-- START Dataset --

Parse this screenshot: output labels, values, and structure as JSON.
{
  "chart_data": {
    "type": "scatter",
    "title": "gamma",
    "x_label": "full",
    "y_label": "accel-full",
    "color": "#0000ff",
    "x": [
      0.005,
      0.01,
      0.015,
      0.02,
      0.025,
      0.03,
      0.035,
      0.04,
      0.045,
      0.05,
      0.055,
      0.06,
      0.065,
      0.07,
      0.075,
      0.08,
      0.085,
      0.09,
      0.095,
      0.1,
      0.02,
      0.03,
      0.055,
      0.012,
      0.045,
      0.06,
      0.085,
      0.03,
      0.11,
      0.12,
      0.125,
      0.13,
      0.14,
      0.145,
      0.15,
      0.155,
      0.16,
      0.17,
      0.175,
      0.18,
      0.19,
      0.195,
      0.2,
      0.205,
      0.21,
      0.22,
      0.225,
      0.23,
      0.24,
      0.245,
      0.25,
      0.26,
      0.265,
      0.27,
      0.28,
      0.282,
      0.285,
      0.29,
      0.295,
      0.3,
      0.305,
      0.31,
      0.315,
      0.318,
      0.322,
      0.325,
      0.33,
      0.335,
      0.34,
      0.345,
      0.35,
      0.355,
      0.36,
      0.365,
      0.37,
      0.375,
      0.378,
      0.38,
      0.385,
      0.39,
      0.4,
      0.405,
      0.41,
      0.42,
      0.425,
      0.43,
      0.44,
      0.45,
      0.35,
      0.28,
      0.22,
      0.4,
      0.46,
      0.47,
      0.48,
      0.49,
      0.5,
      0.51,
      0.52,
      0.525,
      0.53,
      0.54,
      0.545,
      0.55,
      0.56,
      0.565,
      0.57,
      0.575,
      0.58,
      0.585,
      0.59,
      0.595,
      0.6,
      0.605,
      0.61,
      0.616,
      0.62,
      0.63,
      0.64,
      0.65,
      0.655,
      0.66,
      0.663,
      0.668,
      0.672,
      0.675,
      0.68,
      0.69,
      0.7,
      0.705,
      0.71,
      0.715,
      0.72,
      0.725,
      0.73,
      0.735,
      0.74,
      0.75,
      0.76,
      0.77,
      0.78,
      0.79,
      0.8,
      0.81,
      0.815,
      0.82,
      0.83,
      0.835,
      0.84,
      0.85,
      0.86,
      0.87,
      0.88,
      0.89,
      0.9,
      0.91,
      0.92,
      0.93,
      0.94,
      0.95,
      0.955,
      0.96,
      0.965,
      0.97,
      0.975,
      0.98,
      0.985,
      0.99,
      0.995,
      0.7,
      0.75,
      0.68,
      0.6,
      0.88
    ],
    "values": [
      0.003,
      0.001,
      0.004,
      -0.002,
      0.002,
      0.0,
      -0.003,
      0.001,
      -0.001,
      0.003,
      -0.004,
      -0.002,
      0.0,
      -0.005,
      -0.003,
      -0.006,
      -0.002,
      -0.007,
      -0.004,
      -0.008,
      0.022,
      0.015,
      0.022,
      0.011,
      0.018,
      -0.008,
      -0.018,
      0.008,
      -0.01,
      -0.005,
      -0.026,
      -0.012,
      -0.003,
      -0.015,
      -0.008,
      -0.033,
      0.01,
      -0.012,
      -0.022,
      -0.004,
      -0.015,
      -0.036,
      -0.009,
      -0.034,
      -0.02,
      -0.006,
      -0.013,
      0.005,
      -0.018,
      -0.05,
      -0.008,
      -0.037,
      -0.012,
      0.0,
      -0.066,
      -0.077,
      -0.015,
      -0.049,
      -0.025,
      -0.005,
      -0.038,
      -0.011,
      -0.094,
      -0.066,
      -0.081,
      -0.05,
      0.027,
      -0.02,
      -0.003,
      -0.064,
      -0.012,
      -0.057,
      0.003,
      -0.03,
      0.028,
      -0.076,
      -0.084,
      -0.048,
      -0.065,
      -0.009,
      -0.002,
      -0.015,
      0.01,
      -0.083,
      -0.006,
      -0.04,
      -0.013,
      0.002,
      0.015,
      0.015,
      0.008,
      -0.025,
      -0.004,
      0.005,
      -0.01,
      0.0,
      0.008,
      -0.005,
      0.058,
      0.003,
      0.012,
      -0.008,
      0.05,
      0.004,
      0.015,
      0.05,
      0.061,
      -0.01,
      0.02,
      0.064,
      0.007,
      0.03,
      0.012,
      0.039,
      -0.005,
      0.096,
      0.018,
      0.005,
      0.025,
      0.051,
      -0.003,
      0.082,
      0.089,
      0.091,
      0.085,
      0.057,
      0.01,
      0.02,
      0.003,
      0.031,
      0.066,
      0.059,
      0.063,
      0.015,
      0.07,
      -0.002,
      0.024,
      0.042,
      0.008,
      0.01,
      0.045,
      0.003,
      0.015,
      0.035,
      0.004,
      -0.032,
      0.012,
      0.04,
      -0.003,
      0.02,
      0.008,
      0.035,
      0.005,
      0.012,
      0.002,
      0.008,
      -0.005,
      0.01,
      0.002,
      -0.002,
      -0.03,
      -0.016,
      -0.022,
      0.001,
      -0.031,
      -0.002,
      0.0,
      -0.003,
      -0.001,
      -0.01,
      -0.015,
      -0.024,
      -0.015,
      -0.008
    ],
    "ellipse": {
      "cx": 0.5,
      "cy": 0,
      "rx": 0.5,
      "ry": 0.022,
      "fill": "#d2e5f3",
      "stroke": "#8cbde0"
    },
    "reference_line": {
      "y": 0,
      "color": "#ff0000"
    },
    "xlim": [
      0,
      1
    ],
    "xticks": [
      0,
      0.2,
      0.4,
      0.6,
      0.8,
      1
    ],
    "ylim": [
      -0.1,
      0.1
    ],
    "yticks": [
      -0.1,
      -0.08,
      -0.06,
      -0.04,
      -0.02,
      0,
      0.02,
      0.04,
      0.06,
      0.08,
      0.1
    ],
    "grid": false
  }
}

-- END Dataset --

§ **Exercise brief**:
Among the records above, find each line holding the string "values" and pull it out.

§ **Result for this task**:
Parse this screenshot: output labels, values, and structure as JSON.
    "values": [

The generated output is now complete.